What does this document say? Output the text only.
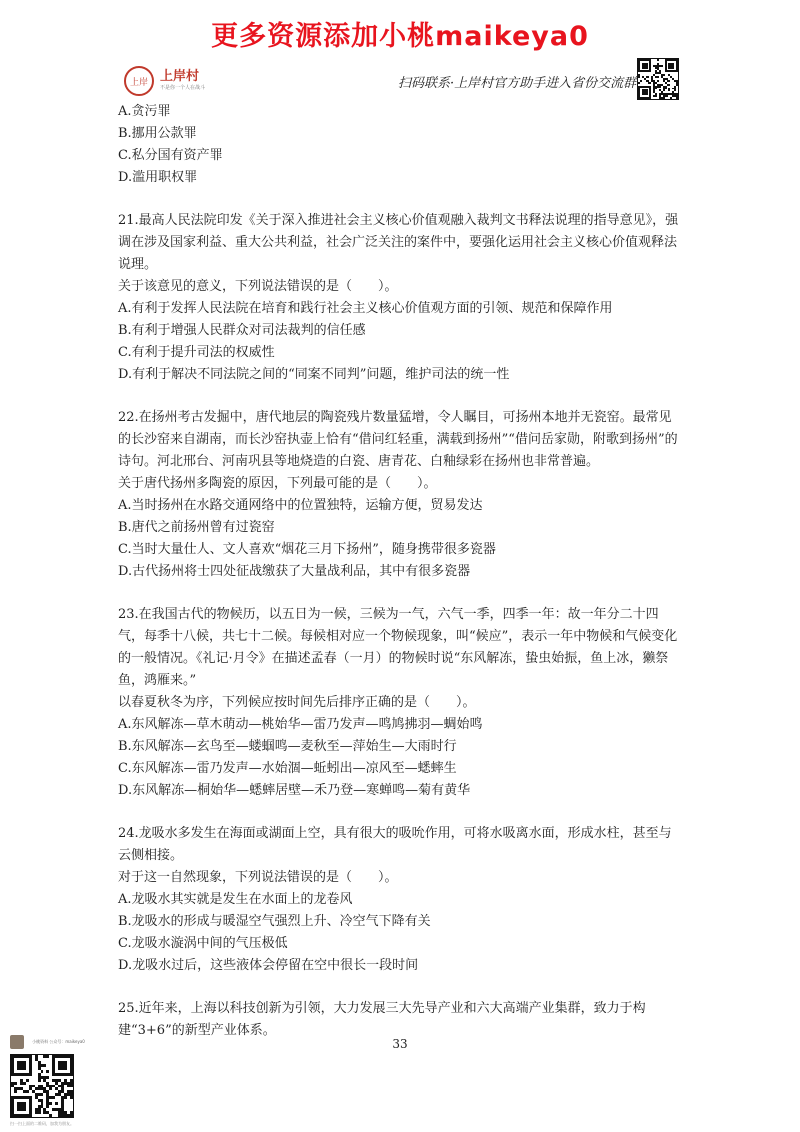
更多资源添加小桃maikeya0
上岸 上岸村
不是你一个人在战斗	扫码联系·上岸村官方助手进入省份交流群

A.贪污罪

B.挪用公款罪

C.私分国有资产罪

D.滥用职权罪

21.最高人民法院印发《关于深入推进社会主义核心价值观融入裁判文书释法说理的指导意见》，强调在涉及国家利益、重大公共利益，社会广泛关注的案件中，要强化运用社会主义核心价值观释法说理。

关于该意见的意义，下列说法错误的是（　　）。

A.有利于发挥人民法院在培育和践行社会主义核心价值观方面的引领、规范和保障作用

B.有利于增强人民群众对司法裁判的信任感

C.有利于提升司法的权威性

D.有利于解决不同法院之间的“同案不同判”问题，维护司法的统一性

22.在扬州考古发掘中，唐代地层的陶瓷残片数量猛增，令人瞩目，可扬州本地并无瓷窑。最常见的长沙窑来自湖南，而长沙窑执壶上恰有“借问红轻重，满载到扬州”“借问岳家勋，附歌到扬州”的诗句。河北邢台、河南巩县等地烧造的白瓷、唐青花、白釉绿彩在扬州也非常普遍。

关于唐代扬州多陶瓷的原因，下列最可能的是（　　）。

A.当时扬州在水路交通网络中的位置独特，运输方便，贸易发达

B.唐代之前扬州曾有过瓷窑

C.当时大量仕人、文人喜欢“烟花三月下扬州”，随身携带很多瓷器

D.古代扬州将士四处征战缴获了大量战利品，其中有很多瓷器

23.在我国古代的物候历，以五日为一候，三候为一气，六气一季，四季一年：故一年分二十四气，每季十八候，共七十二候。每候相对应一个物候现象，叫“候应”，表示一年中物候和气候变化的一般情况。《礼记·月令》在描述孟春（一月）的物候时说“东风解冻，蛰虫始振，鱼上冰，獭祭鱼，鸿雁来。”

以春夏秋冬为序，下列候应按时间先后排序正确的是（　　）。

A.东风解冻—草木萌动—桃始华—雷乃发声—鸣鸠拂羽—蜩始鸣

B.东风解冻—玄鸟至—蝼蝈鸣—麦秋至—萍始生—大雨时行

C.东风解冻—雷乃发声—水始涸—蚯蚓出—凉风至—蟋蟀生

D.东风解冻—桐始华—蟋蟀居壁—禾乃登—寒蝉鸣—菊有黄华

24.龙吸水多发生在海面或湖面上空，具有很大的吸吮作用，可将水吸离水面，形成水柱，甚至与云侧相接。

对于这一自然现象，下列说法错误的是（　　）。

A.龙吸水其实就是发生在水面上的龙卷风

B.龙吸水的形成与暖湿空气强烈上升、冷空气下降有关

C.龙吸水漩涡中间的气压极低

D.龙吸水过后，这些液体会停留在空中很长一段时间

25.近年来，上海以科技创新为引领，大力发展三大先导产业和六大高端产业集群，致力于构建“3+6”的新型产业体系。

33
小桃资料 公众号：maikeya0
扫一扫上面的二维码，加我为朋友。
******
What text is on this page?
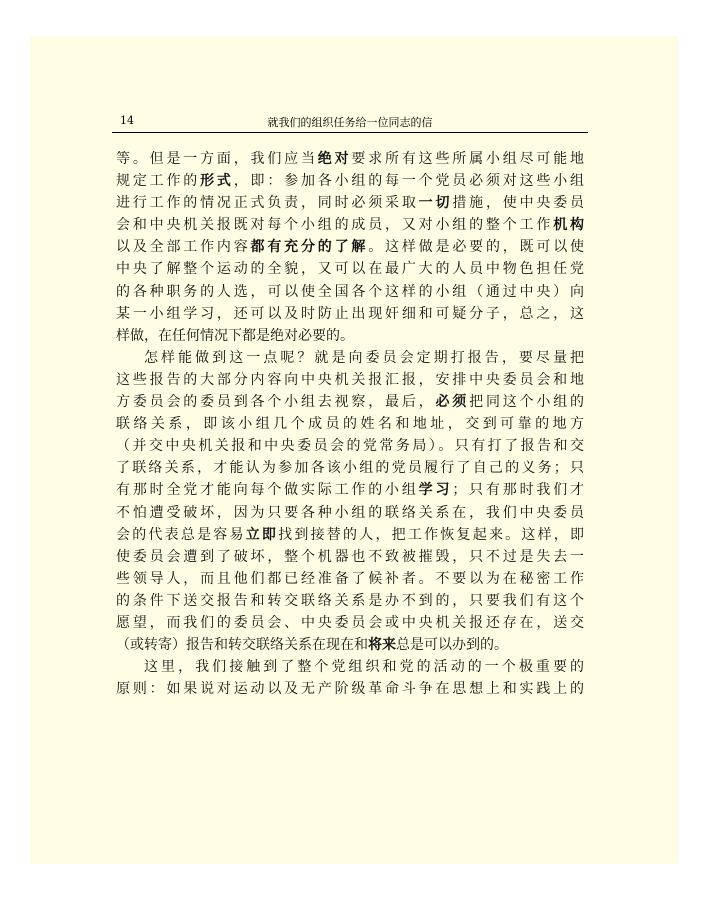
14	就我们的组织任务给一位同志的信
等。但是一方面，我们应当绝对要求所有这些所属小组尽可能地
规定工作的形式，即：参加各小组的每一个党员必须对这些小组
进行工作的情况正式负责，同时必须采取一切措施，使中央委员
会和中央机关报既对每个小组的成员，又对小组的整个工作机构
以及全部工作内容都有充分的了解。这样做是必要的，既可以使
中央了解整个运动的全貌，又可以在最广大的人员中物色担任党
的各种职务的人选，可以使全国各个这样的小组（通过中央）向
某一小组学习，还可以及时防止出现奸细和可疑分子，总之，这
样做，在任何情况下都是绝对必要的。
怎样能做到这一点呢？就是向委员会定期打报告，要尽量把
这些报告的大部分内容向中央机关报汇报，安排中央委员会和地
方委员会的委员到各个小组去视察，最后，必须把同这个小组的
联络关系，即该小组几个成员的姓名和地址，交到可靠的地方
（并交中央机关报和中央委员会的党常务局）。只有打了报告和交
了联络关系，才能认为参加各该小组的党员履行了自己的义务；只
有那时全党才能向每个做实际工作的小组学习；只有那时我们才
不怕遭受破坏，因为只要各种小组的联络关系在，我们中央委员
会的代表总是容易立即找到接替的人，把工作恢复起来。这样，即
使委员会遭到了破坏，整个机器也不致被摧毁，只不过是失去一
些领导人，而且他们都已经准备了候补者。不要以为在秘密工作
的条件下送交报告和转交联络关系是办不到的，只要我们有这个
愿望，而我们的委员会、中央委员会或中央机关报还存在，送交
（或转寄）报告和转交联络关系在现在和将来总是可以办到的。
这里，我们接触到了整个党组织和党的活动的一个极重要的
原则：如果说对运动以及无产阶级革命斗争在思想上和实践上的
******
Written task
Scan the entries above for the word "text" and collect each line holding it.

The completed task
What does this document say? Output the text only.
What text is on this page?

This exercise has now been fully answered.